DIRECTION ->
Extract each record and reproduce it exactly.

SOURCE MATERIAL ->

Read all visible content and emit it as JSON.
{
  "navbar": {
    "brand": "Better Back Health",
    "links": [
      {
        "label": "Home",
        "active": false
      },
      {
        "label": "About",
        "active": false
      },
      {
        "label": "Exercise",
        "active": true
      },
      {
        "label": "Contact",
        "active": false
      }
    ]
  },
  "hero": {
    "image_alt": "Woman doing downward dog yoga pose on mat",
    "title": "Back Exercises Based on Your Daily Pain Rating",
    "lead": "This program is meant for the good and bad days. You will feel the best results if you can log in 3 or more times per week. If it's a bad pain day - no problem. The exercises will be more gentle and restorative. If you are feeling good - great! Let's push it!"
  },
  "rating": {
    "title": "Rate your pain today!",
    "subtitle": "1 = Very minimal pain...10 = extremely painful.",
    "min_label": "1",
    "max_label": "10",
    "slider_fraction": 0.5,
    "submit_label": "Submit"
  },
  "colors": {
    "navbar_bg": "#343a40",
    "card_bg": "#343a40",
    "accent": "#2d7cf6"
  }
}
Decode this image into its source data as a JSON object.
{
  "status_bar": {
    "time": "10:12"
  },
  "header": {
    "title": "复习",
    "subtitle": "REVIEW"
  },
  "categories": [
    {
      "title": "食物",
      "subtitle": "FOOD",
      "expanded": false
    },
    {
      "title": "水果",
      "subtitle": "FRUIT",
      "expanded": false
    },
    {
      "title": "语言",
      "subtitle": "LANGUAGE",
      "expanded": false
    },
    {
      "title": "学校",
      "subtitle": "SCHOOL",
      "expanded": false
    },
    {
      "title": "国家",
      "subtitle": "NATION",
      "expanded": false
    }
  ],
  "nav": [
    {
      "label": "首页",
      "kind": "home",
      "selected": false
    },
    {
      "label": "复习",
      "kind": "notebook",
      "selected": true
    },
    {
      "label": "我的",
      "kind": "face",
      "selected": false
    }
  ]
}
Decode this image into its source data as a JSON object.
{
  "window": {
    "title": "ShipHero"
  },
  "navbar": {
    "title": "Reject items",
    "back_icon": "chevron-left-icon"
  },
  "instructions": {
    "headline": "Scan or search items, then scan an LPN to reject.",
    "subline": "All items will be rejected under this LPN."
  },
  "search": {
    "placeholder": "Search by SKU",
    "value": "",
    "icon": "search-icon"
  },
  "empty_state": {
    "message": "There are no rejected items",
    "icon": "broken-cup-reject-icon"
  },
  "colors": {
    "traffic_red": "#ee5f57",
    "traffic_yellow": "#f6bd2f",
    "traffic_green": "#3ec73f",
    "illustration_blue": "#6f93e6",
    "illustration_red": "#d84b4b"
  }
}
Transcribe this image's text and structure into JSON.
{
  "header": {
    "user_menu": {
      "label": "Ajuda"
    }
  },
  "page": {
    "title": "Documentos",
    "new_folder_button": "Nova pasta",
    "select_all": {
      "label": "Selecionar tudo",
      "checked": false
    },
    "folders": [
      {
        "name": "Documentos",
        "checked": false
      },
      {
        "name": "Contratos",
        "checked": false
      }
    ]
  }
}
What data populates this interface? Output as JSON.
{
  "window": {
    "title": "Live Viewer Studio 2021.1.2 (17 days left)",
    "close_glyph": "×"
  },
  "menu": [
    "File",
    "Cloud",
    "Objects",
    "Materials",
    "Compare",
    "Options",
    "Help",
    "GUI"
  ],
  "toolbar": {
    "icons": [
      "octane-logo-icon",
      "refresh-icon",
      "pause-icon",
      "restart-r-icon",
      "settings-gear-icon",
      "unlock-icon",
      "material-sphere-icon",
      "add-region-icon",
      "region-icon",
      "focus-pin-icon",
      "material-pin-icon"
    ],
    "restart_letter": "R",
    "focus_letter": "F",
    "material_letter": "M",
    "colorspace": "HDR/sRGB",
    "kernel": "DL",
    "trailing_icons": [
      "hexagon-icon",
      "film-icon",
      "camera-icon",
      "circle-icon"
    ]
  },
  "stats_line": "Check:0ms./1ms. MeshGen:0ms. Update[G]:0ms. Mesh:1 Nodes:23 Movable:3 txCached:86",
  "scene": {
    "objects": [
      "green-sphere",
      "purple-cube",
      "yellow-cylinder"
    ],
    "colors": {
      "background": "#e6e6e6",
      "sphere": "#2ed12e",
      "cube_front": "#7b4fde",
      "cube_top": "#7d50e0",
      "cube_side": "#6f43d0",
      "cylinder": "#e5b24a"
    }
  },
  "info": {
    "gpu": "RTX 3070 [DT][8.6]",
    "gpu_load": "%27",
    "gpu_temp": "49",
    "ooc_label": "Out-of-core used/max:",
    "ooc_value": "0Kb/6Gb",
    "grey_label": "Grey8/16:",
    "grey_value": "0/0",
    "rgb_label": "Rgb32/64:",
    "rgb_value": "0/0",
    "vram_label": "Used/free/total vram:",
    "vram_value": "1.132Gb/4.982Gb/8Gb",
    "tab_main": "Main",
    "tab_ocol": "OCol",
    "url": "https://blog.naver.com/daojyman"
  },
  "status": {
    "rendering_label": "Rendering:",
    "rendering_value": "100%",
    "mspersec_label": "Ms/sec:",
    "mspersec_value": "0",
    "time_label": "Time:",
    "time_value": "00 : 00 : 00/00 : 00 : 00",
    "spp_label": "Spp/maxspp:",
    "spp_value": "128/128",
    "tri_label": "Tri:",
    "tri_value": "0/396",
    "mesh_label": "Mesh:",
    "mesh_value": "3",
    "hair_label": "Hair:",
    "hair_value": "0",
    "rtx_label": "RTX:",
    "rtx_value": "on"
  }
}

OUTPUT OF THE TASK ->
Read all visible content and emit it as JSON.
{
  "navbar": {
    "brand": "Better Back Health",
    "links": [
      {
        "label": "Home",
        "active": false
      },
      {
        "label": "About",
        "active": false
      },
      {
        "label": "Exercise",
        "active": true
      },
      {
        "label": "Contact",
        "active": false
      }
    ]
  },
  "hero": {
    "image_alt": "Woman doing downward dog yoga pose on mat",
    "title": "Back Exercises Based on Your Daily Pain Rating",
    "lead": "This program is meant for the good and bad days. You will feel the best results if you can log in 3 or more times per week. If it's a bad pain day - no problem. The exercises will be more gentle and restorative. If you are feeling good - great! Let's push it!"
  },
  "rating": {
    "title": "Rate your pain today!",
    "subtitle": "1 = Very minimal pain...10 = extremely painful.",
    "min_label": "1",
    "max_label": "10",
    "slider_fraction": 0.5,
    "submit_label": "Submit"
  },
  "colors": {
    "navbar_bg": "#343a40",
    "card_bg": "#343a40",
    "accent": "#2d7cf6"
  }
}
Decode this image into its source data as a JSON object.
{
  "status_bar": {
    "time": "10:12"
  },
  "header": {
    "title": "复习",
    "subtitle": "REVIEW"
  },
  "categories": [
    {
      "title": "食物",
      "subtitle": "FOOD",
      "expanded": false
    },
    {
      "title": "水果",
      "subtitle": "FRUIT",
      "expanded": false
    },
    {
      "title": "语言",
      "subtitle": "LANGUAGE",
      "expanded": false
    },
    {
      "title": "学校",
      "subtitle": "SCHOOL",
      "expanded": false
    },
    {
      "title": "国家",
      "subtitle": "NATION",
      "expanded": false
    }
  ],
  "nav": [
    {
      "label": "首页",
      "kind": "home",
      "selected": false
    },
    {
      "label": "复习",
      "kind": "notebook",
      "selected": true
    },
    {
      "label": "我的",
      "kind": "face",
      "selected": false
    }
  ]
}
Decode this image into its source data as a JSON object.
{
  "window": {
    "title": "ShipHero"
  },
  "navbar": {
    "title": "Reject items",
    "back_icon": "chevron-left-icon"
  },
  "instructions": {
    "headline": "Scan or search items, then scan an LPN to reject.",
    "subline": "All items will be rejected under this LPN."
  },
  "search": {
    "placeholder": "Search by SKU",
    "value": "",
    "icon": "search-icon"
  },
  "empty_state": {
    "message": "There are no rejected items",
    "icon": "broken-cup-reject-icon"
  },
  "colors": {
    "traffic_red": "#ee5f57",
    "traffic_yellow": "#f6bd2f",
    "traffic_green": "#3ec73f",
    "illustration_blue": "#6f93e6",
    "illustration_red": "#d84b4b"
  }
}
Transcribe this image's text and structure into JSON.
{
  "header": {
    "user_menu": {
      "label": "Ajuda"
    }
  },
  "page": {
    "title": "Documentos",
    "new_folder_button": "Nova pasta",
    "select_all": {
      "label": "Selecionar tudo",
      "checked": false
    },
    "folders": [
      {
        "name": "Documentos",
        "checked": false
      },
      {
        "name": "Contratos",
        "checked": false
      }
    ]
  }
}
What data populates this interface? Output as JSON.
{
  "window": {
    "title": "Live Viewer Studio 2021.1.2 (17 days left)",
    "close_glyph": "×"
  },
  "menu": [
    "File",
    "Cloud",
    "Objects",
    "Materials",
    "Compare",
    "Options",
    "Help",
    "GUI"
  ],
  "toolbar": {
    "icons": [
      "octane-logo-icon",
      "refresh-icon",
      "pause-icon",
      "restart-r-icon",
      "settings-gear-icon",
      "unlock-icon",
      "material-sphere-icon",
      "add-region-icon",
      "region-icon",
      "focus-pin-icon",
      "material-pin-icon"
    ],
    "restart_letter": "R",
    "focus_letter": "F",
    "material_letter": "M",
    "colorspace": "HDR/sRGB",
    "kernel": "DL",
    "trailing_icons": [
      "hexagon-icon",
      "film-icon",
      "camera-icon",
      "circle-icon"
    ]
  },
  "stats_line": "Check:0ms./1ms. MeshGen:0ms. Update[G]:0ms. Mesh:1 Nodes:23 Movable:3 txCached:86",
  "scene": {
    "objects": [
      "green-sphere",
      "purple-cube",
      "yellow-cylinder"
    ],
    "colors": {
      "background": "#e6e6e6",
      "sphere": "#2ed12e",
      "cube_front": "#7b4fde",
      "cube_top": "#7d50e0",
      "cube_side": "#6f43d0",
      "cylinder": "#e5b24a"
    }
  },
  "info": {
    "gpu": "RTX 3070 [DT][8.6]",
    "gpu_load": "%27",
    "gpu_temp": "49",
    "ooc_label": "Out-of-core used/max:",
    "ooc_value": "0Kb/6Gb",
    "grey_label": "Grey8/16:",
    "grey_value": "0/0",
    "rgb_label": "Rgb32/64:",
    "rgb_value": "0/0",
    "vram_label": "Used/free/total vram:",
    "vram_value": "1.132Gb/4.982Gb/8Gb",
    "tab_main": "Main",
    "tab_ocol": "OCol",
    "url": "https://blog.naver.com/daojyman"
  },
  "status": {
    "rendering_label": "Rendering:",
    "rendering_value": "100%",
    "mspersec_label": "Ms/sec:",
    "mspersec_value": "0",
    "time_label": "Time:",
    "time_value": "00 : 00 : 00/00 : 00 : 00",
    "spp_label": "Spp/maxspp:",
    "spp_value": "128/128",
    "tri_label": "Tri:",
    "tri_value": "0/396",
    "mesh_label": "Mesh:",
    "mesh_value": "3",
    "hair_label": "Hair:",
    "hair_value": "0",
    "rtx_label": "RTX:",
    "rtx_value": "on"
  }
}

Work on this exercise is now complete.